*** Input rows ***
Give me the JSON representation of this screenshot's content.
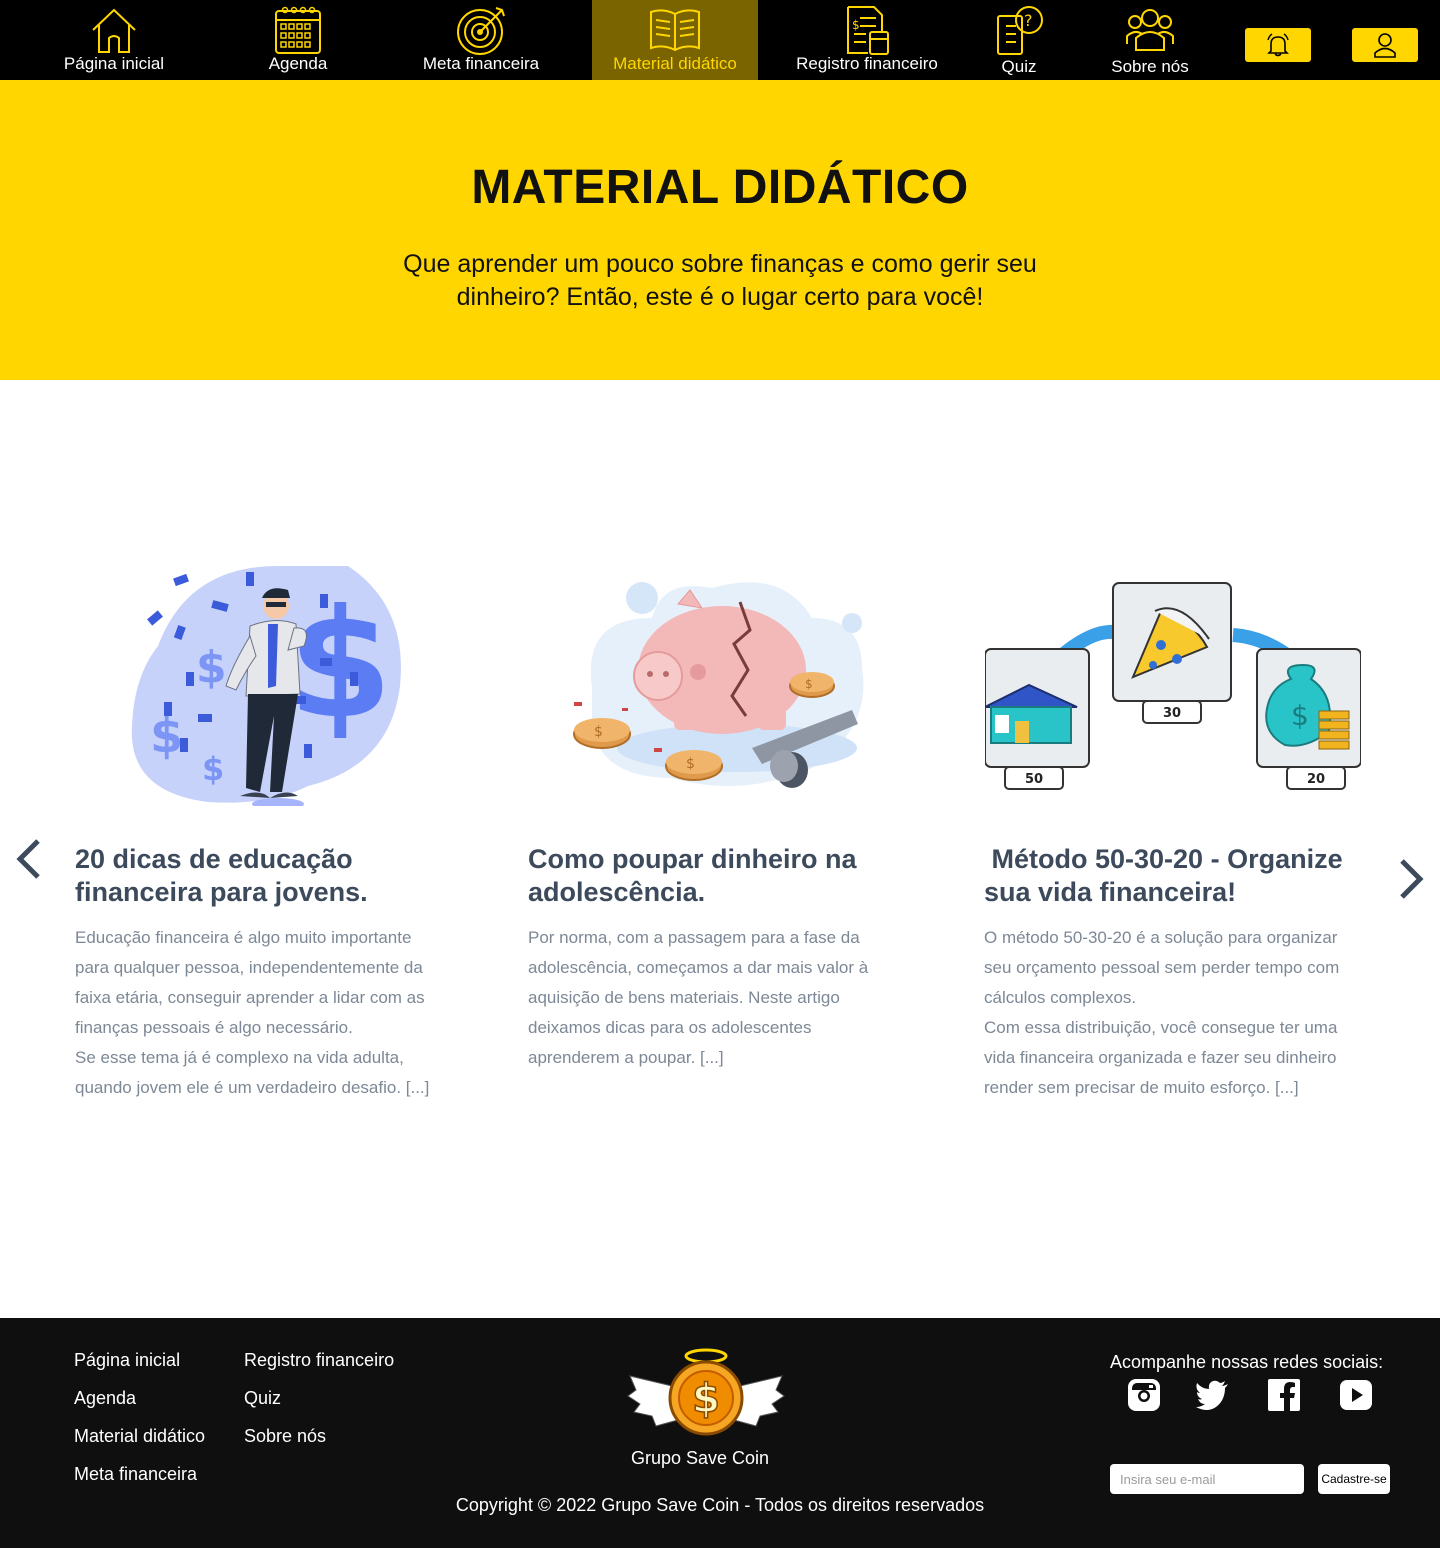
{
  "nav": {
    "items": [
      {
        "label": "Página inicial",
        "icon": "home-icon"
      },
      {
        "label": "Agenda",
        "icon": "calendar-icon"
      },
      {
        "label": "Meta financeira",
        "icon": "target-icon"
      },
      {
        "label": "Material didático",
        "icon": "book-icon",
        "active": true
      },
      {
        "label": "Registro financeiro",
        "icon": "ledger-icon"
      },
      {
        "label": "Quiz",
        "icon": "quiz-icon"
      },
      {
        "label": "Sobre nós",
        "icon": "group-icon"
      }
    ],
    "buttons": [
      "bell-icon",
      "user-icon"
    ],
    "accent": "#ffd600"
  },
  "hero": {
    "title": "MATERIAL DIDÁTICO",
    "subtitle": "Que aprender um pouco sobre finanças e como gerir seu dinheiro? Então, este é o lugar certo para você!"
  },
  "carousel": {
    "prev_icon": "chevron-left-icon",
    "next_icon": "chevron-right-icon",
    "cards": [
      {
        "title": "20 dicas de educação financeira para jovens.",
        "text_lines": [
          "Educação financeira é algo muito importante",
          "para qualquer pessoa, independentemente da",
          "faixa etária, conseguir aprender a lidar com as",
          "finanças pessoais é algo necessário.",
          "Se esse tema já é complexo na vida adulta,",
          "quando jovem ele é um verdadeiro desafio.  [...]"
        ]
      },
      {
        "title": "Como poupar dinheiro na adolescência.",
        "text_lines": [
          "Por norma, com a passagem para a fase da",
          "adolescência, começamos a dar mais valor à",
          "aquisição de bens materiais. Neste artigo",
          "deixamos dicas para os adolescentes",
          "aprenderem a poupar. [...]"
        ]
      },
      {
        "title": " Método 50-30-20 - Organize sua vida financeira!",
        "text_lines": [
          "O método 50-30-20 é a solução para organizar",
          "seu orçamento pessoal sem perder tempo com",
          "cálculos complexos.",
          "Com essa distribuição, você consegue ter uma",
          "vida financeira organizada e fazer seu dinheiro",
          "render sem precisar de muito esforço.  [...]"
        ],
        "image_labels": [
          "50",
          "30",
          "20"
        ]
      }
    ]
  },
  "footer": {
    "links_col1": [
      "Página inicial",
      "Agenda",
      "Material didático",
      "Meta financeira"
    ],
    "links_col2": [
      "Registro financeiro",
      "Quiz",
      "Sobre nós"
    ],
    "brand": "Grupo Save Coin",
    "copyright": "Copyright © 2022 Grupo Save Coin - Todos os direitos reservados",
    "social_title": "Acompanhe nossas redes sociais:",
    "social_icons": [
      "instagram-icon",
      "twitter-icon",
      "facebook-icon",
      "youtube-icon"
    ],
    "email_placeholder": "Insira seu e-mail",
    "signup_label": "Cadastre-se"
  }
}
***
= Stated task =
Every line of the records that includes the word "finanças" should be gathered.

= Task output =
    "subtitle": "Que aprender um pouco sobre finanças e como gerir seu dinheiro? Então, este é o lugar certo para você!"
          "finanças pessoais é algo necessário.",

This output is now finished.